WRITTEN TASK:
Your answer should be one number: how many lines of the records hold the string "title".

---------------

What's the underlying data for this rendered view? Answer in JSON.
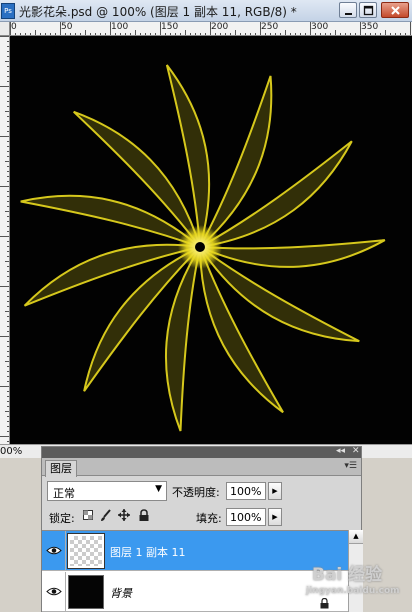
{
  "window": {
    "title": "光影花朵.psd @ 100% (图层 1 副本 11, RGB/8) *",
    "app_icon": "photoshop-file-icon",
    "controls": [
      "minimize-icon",
      "maximize-icon",
      "close-icon"
    ]
  },
  "rulers": {
    "horizontal_labels": [
      "0",
      "50",
      "100",
      "150",
      "200",
      "250",
      "300",
      "350"
    ],
    "unit": "px"
  },
  "canvas": {
    "background": "#020202",
    "artwork": "yellow glowing petal flower",
    "accent": "#e0d21e"
  },
  "status": {
    "zoom": "00%"
  },
  "layers_panel": {
    "tab": "图层",
    "blend_mode": "正常",
    "opacity_label": "不透明度:",
    "opacity_value": "100%",
    "lock_label": "锁定:",
    "lock_icons": [
      "lock-transparent-icon",
      "lock-brush-icon",
      "lock-move-icon",
      "lock-all-icon"
    ],
    "fill_label": "填充:",
    "fill_value": "100%",
    "selected_color": "#3b99ef",
    "layers": [
      {
        "name": "图层 1 副本 11",
        "visible": true,
        "selected": true,
        "thumbnail": "transparent"
      },
      {
        "name": "背景",
        "visible": true,
        "selected": false,
        "thumbnail": "black",
        "locked": true
      }
    ]
  },
  "watermark": {
    "text": "Bai 经验",
    "subtext": "jingyan.baidu.com"
  }
}
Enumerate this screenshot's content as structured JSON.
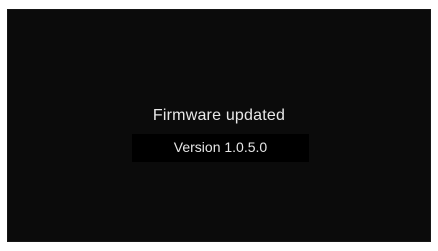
{
  "screen": {
    "title": "Firmware updated",
    "version": "Version 1.0.5.0"
  },
  "colors": {
    "screen_bg": "#0b0b0b",
    "text": "#e8e8e8",
    "bezel": "#ffffff"
  }
}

---------------

SOLUTION:
2